Input rows:
§

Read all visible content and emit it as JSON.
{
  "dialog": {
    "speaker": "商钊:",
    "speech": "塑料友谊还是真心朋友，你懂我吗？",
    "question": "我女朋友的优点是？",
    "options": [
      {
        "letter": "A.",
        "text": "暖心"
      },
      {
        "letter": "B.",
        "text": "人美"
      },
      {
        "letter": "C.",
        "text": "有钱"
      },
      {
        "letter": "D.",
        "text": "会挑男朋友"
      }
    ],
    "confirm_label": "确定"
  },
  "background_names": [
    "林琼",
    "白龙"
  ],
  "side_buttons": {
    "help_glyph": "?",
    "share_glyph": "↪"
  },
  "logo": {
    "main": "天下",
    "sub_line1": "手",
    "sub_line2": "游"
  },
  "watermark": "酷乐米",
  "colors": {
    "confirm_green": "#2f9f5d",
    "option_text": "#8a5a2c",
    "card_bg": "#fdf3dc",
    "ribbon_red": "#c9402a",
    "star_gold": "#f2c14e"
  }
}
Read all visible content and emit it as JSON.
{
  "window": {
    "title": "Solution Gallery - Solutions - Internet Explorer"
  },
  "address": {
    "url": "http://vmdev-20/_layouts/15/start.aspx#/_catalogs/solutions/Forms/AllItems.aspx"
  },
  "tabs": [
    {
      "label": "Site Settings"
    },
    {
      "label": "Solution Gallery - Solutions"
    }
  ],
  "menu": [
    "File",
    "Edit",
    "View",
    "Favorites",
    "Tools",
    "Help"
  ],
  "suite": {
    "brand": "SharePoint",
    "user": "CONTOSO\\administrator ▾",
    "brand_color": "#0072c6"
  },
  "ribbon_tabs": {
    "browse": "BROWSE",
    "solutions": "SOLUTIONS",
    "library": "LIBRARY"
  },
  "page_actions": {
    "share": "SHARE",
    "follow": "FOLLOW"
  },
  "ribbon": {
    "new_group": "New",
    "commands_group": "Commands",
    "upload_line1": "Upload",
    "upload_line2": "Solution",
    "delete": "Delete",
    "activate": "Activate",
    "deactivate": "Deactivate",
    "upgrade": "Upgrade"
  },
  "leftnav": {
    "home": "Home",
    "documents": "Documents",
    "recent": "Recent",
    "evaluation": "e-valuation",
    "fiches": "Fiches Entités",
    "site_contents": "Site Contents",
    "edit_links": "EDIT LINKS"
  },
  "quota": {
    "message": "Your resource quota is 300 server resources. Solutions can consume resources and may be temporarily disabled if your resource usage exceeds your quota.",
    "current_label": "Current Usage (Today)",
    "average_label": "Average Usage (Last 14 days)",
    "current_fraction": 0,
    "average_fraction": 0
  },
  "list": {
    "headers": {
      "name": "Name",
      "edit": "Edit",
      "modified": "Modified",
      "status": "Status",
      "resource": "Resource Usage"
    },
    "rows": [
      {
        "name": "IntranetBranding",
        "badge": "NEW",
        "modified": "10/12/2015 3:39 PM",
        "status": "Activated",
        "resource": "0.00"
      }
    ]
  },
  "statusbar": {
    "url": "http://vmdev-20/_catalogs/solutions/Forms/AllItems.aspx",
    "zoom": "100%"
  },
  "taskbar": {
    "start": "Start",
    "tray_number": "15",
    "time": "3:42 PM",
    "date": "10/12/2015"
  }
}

§

Exercise: Take the entries above and copy them out exactly.

Exercise response:
Read all visible content and emit it as JSON.
{
  "dialog": {
    "speaker": "商钊:",
    "speech": "塑料友谊还是真心朋友，你懂我吗？",
    "question": "我女朋友的优点是？",
    "options": [
      {
        "letter": "A.",
        "text": "暖心"
      },
      {
        "letter": "B.",
        "text": "人美"
      },
      {
        "letter": "C.",
        "text": "有钱"
      },
      {
        "letter": "D.",
        "text": "会挑男朋友"
      }
    ],
    "confirm_label": "确定"
  },
  "background_names": [
    "林琼",
    "白龙"
  ],
  "side_buttons": {
    "help_glyph": "?",
    "share_glyph": "↪"
  },
  "logo": {
    "main": "天下",
    "sub_line1": "手",
    "sub_line2": "游"
  },
  "watermark": "酷乐米",
  "colors": {
    "confirm_green": "#2f9f5d",
    "option_text": "#8a5a2c",
    "card_bg": "#fdf3dc",
    "ribbon_red": "#c9402a",
    "star_gold": "#f2c14e"
  }
}
Read all visible content and emit it as JSON.
{
  "window": {
    "title": "Solution Gallery - Solutions - Internet Explorer"
  },
  "address": {
    "url": "http://vmdev-20/_layouts/15/start.aspx#/_catalogs/solutions/Forms/AllItems.aspx"
  },
  "tabs": [
    {
      "label": "Site Settings"
    },
    {
      "label": "Solution Gallery - Solutions"
    }
  ],
  "menu": [
    "File",
    "Edit",
    "View",
    "Favorites",
    "Tools",
    "Help"
  ],
  "suite": {
    "brand": "SharePoint",
    "user": "CONTOSO\\administrator ▾",
    "brand_color": "#0072c6"
  },
  "ribbon_tabs": {
    "browse": "BROWSE",
    "solutions": "SOLUTIONS",
    "library": "LIBRARY"
  },
  "page_actions": {
    "share": "SHARE",
    "follow": "FOLLOW"
  },
  "ribbon": {
    "new_group": "New",
    "commands_group": "Commands",
    "upload_line1": "Upload",
    "upload_line2": "Solution",
    "delete": "Delete",
    "activate": "Activate",
    "deactivate": "Deactivate",
    "upgrade": "Upgrade"
  },
  "leftnav": {
    "home": "Home",
    "documents": "Documents",
    "recent": "Recent",
    "evaluation": "e-valuation",
    "fiches": "Fiches Entités",
    "site_contents": "Site Contents",
    "edit_links": "EDIT LINKS"
  },
  "quota": {
    "message": "Your resource quota is 300 server resources. Solutions can consume resources and may be temporarily disabled if your resource usage exceeds your quota.",
    "current_label": "Current Usage (Today)",
    "average_label": "Average Usage (Last 14 days)",
    "current_fraction": 0,
    "average_fraction": 0
  },
  "list": {
    "headers": {
      "name": "Name",
      "edit": "Edit",
      "modified": "Modified",
      "status": "Status",
      "resource": "Resource Usage"
    },
    "rows": [
      {
        "name": "IntranetBranding",
        "badge": "NEW",
        "modified": "10/12/2015 3:39 PM",
        "status": "Activated",
        "resource": "0.00"
      }
    ]
  },
  "statusbar": {
    "url": "http://vmdev-20/_catalogs/solutions/Forms/AllItems.aspx",
    "zoom": "100%"
  },
  "taskbar": {
    "start": "Start",
    "tray_number": "15",
    "time": "3:42 PM",
    "date": "10/12/2015"
  }
}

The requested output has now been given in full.